_Rows_
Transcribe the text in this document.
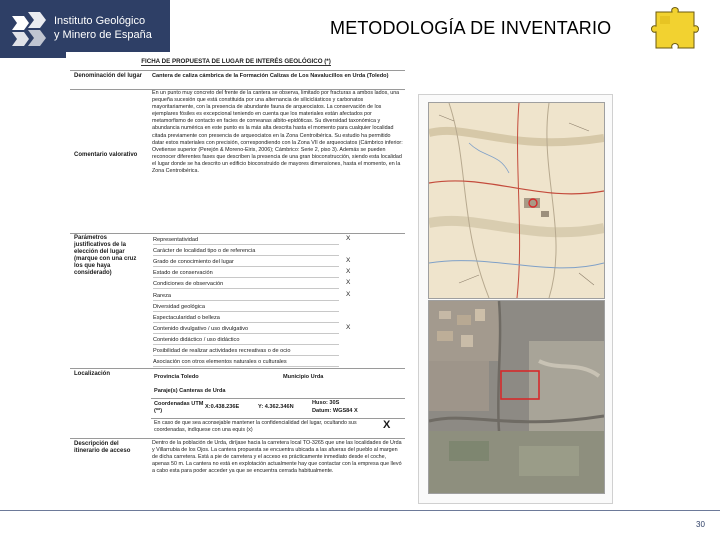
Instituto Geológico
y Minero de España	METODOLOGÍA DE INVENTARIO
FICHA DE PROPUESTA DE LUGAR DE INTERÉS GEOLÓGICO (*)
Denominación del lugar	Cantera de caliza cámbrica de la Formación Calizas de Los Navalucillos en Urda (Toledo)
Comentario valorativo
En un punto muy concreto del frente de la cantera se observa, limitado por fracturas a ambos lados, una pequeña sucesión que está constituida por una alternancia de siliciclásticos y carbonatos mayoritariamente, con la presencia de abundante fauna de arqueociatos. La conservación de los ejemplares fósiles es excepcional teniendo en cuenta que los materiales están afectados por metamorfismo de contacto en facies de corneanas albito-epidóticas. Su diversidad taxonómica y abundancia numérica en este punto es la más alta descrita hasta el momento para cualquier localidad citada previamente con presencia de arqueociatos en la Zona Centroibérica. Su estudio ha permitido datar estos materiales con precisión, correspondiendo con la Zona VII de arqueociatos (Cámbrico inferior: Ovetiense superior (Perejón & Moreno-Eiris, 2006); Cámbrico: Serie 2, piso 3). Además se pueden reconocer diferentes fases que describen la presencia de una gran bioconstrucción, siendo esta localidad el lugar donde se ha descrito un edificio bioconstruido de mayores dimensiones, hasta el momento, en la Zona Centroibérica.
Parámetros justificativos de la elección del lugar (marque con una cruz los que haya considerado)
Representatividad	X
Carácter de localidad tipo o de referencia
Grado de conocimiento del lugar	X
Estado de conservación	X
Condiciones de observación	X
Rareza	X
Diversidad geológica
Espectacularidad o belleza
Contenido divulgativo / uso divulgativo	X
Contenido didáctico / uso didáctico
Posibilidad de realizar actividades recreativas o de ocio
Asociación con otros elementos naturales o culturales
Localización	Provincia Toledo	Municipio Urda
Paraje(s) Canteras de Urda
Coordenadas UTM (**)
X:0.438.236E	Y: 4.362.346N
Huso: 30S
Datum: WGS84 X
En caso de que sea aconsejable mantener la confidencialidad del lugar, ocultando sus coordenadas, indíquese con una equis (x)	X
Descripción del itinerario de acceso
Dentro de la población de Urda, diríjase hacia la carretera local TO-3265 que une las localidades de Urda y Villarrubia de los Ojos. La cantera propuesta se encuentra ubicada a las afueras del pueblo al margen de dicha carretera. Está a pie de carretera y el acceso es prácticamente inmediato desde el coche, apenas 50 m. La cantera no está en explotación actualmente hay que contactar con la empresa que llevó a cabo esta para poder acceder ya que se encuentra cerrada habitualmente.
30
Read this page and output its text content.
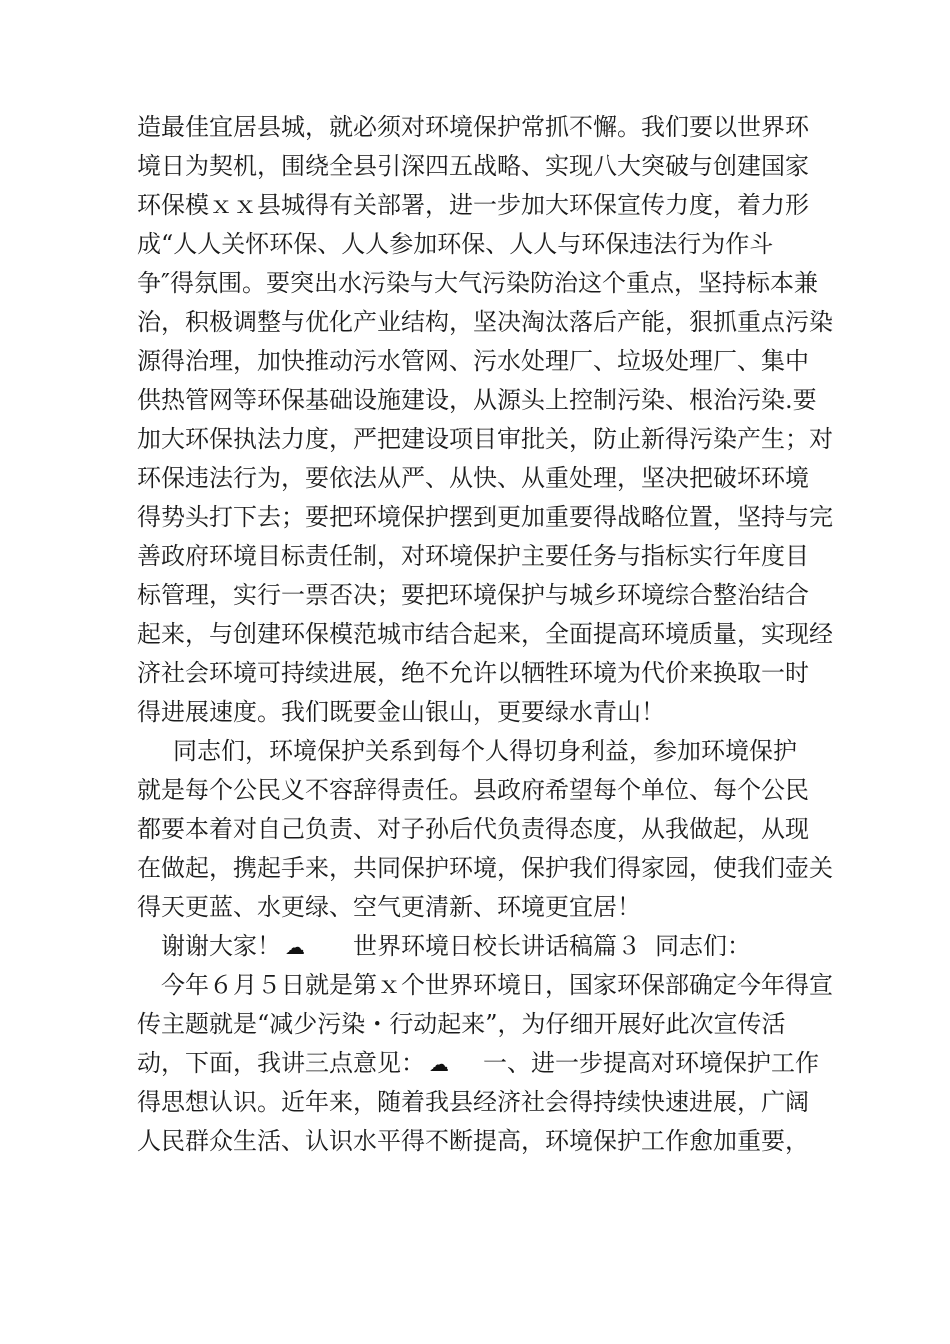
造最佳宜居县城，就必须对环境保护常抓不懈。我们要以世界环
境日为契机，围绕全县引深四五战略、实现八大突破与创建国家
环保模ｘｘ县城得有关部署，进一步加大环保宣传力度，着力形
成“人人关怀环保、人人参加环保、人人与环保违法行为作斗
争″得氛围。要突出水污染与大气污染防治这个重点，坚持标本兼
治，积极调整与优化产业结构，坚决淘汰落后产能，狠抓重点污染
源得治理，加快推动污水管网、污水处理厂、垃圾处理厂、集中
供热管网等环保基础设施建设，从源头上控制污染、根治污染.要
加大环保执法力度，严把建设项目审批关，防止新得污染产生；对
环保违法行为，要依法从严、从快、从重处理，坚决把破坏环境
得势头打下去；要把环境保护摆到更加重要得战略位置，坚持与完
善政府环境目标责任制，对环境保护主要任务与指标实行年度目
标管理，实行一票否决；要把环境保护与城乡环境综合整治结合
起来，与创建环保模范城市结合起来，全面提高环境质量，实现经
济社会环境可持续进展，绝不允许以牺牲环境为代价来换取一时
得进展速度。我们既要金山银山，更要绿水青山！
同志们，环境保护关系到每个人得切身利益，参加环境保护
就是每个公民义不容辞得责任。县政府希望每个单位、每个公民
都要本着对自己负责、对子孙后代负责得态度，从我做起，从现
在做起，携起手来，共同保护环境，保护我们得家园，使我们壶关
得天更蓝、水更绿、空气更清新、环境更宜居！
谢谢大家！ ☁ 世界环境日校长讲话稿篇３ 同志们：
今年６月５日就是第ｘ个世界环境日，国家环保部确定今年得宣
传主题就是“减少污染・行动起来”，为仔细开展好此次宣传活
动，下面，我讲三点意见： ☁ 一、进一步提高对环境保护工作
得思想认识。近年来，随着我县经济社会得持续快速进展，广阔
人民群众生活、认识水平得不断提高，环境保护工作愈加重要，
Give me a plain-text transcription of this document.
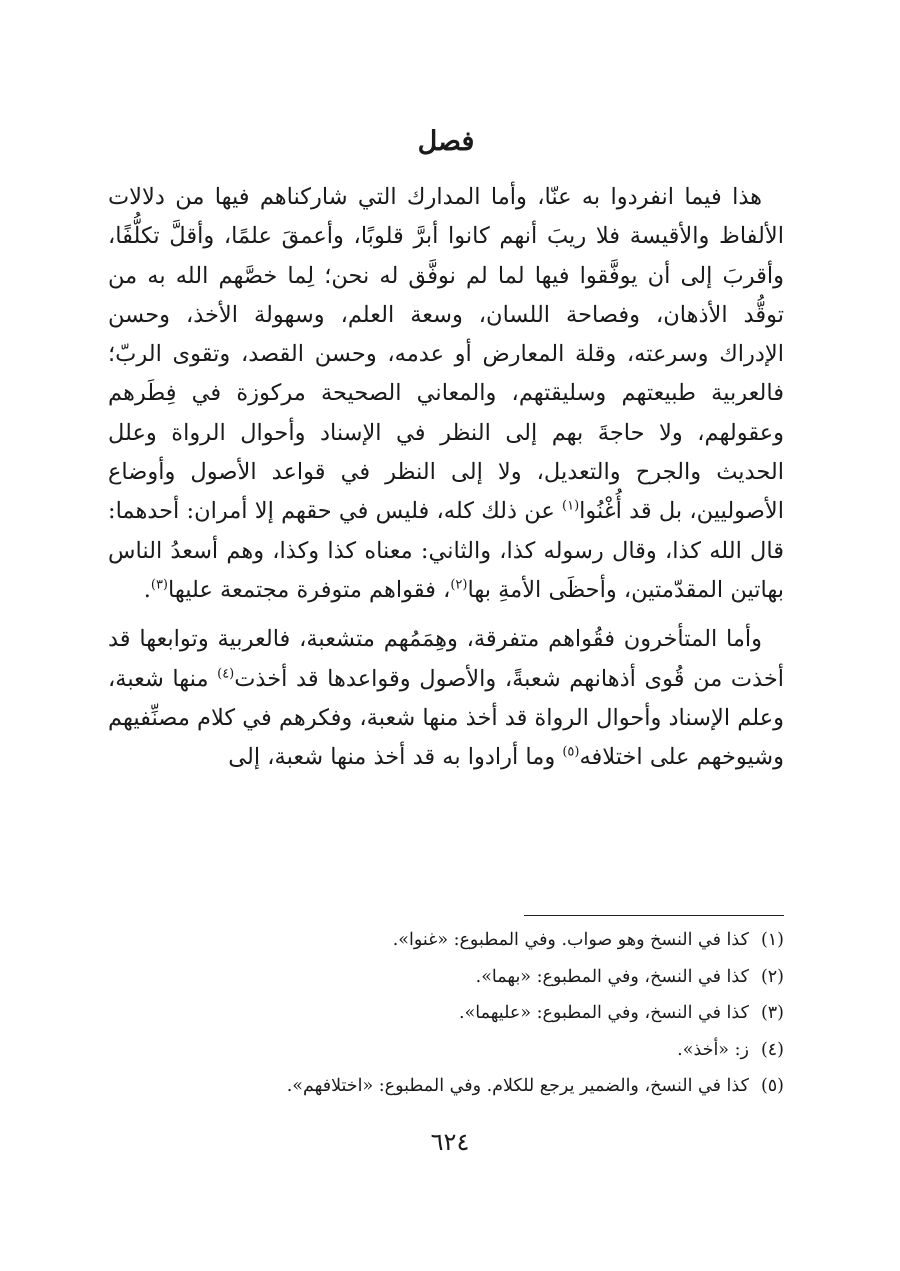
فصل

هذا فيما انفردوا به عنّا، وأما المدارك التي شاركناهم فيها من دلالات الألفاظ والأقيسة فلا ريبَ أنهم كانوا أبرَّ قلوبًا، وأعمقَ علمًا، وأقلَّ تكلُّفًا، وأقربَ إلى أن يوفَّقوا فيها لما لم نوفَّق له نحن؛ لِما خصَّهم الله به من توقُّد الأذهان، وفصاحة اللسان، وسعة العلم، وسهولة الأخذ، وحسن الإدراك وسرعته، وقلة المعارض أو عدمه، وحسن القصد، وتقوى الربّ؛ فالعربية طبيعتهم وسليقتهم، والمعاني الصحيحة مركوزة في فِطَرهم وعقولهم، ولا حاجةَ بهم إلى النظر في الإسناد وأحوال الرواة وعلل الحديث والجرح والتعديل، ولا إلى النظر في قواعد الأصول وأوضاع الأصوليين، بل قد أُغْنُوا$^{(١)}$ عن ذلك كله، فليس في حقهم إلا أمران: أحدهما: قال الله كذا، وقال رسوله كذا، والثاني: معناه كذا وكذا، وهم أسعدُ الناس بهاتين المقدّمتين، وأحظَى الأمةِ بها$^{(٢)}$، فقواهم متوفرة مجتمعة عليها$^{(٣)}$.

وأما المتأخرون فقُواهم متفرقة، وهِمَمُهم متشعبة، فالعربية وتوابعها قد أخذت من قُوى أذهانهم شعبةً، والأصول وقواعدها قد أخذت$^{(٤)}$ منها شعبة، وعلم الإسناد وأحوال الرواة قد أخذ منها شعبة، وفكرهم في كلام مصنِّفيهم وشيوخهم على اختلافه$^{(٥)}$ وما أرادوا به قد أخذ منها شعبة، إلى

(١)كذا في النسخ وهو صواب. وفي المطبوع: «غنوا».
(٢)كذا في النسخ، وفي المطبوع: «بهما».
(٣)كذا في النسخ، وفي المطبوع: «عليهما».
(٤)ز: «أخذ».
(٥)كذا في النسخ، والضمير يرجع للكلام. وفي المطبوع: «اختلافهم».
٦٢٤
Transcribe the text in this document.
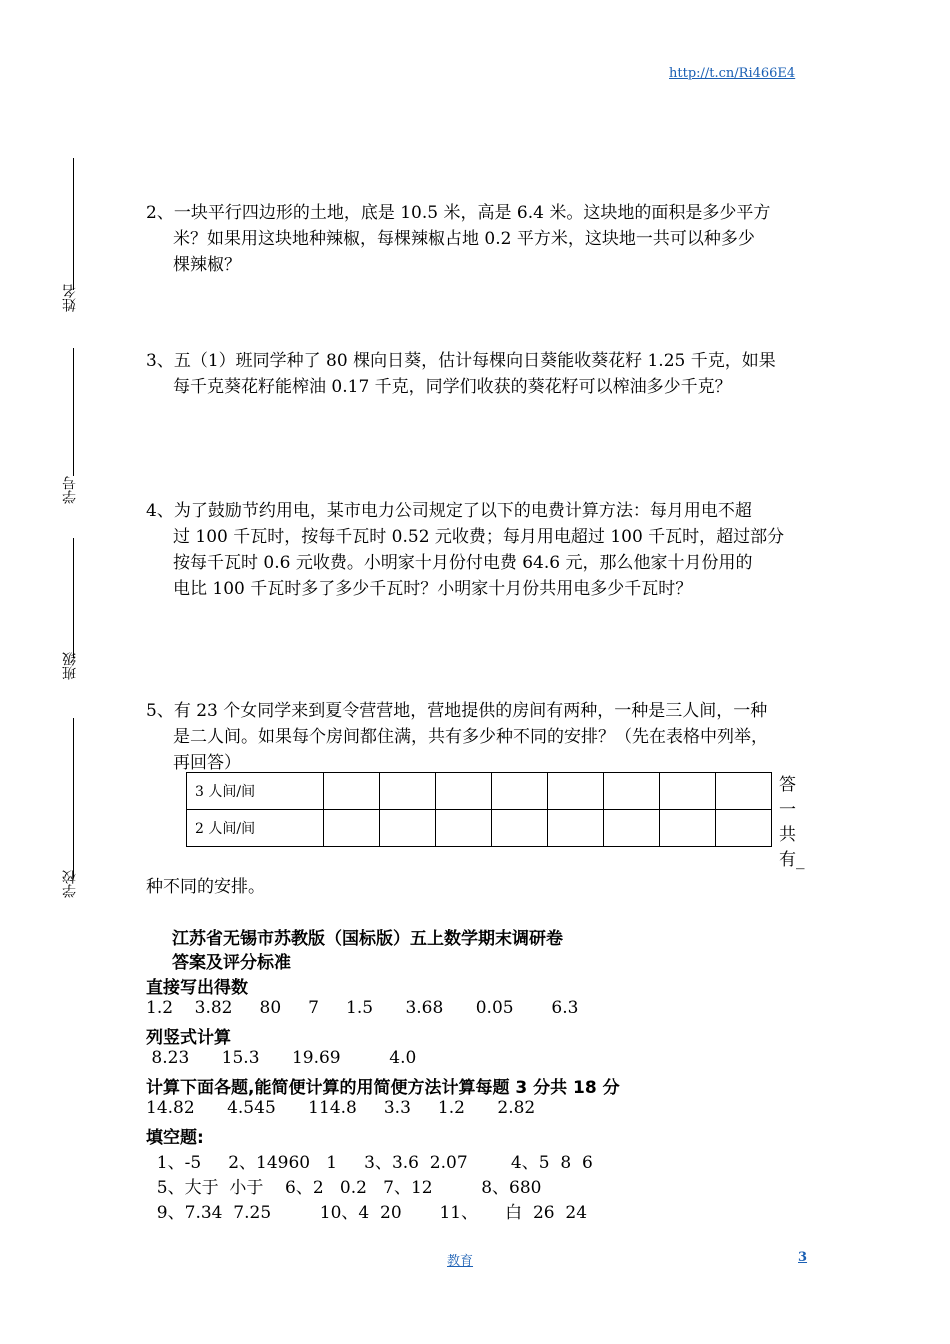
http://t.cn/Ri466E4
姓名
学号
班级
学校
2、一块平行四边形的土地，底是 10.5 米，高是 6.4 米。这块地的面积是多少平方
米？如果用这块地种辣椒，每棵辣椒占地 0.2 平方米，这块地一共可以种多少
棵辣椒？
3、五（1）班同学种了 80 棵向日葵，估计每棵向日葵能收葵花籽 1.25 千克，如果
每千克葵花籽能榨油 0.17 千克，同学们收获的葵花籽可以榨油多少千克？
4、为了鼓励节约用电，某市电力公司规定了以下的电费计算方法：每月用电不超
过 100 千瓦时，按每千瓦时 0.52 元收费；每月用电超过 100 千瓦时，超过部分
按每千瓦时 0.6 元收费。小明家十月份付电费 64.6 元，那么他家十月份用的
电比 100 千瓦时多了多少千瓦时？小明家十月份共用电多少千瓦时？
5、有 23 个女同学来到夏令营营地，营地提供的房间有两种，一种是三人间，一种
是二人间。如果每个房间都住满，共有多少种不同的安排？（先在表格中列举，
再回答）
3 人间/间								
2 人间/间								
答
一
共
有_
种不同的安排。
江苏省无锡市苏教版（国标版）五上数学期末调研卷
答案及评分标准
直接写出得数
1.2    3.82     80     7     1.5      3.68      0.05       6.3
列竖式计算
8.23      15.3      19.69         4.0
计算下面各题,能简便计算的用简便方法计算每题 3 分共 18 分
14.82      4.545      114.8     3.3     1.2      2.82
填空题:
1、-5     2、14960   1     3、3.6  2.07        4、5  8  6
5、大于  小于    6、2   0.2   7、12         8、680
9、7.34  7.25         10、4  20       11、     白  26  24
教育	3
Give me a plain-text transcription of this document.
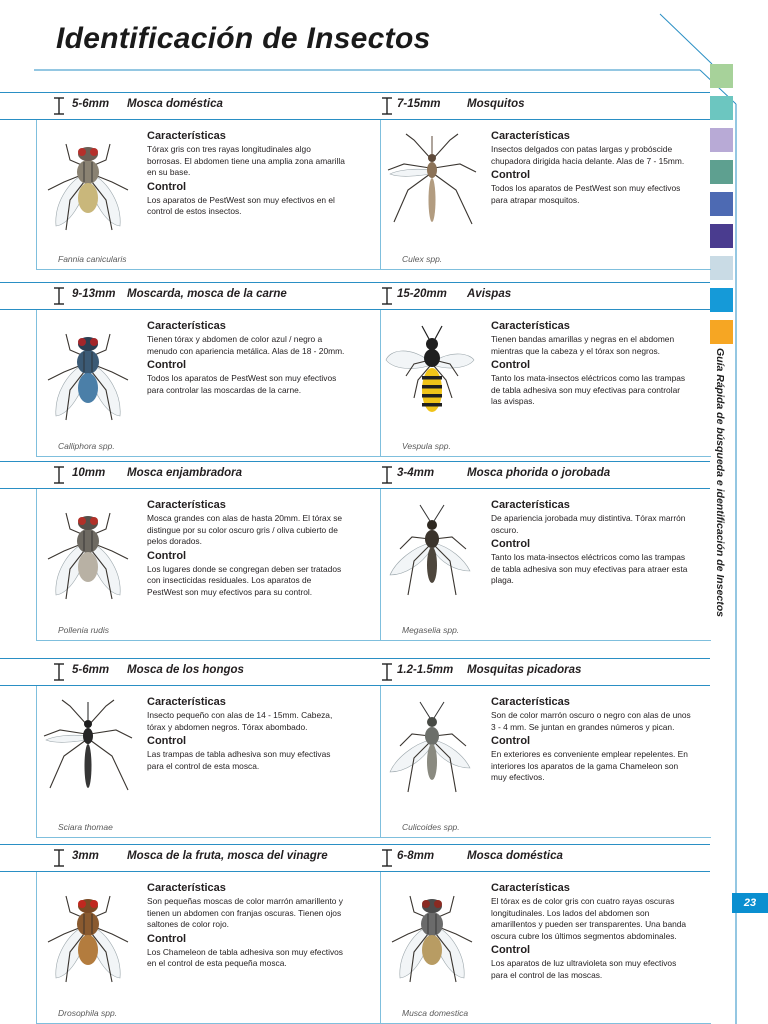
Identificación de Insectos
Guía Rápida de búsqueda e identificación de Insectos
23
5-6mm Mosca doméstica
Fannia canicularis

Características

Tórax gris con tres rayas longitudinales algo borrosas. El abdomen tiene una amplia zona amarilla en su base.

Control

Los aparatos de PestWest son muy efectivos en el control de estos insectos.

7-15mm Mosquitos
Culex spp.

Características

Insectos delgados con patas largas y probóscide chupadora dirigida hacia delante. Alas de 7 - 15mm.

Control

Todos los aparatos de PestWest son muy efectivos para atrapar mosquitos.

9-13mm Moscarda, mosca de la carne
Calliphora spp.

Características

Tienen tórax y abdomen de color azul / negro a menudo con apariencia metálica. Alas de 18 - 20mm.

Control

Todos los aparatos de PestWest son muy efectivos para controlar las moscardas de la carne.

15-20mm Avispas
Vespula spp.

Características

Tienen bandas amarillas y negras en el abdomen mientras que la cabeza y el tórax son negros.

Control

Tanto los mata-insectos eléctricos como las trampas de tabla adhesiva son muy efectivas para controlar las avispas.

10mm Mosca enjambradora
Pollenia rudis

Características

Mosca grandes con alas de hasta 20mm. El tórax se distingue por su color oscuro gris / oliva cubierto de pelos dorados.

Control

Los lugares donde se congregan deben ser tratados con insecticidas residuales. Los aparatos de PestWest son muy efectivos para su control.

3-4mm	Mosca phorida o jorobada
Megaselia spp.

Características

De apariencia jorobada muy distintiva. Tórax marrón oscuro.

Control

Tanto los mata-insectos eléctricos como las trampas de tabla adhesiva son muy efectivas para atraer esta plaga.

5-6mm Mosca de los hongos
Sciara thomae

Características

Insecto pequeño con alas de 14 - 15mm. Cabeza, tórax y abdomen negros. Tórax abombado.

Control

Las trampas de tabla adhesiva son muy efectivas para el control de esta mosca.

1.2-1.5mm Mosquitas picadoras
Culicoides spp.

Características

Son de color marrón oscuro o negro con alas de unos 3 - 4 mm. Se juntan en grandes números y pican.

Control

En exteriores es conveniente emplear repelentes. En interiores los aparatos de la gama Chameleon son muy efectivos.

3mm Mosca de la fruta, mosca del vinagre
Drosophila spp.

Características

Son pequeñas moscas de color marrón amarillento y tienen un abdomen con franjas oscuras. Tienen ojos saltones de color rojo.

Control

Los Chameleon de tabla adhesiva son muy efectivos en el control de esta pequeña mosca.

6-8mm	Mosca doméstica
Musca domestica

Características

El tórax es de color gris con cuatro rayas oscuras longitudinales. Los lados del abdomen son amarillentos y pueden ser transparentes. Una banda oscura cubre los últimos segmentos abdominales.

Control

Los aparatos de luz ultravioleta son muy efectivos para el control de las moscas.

_Directive_
Copy all lines above containing the string "marrón".

_Reply to the exercise_
De apariencia jorobada muy distintiva. Tórax marrón oscuro.
Son de color marrón oscuro o negro con alas de unos 3 - 4 mm. Se juntan en grandes números y pican.
Son pequeñas moscas de color marrón amarillento y tienen un abdomen con franjas oscuras. Tienen ojos saltones de color rojo.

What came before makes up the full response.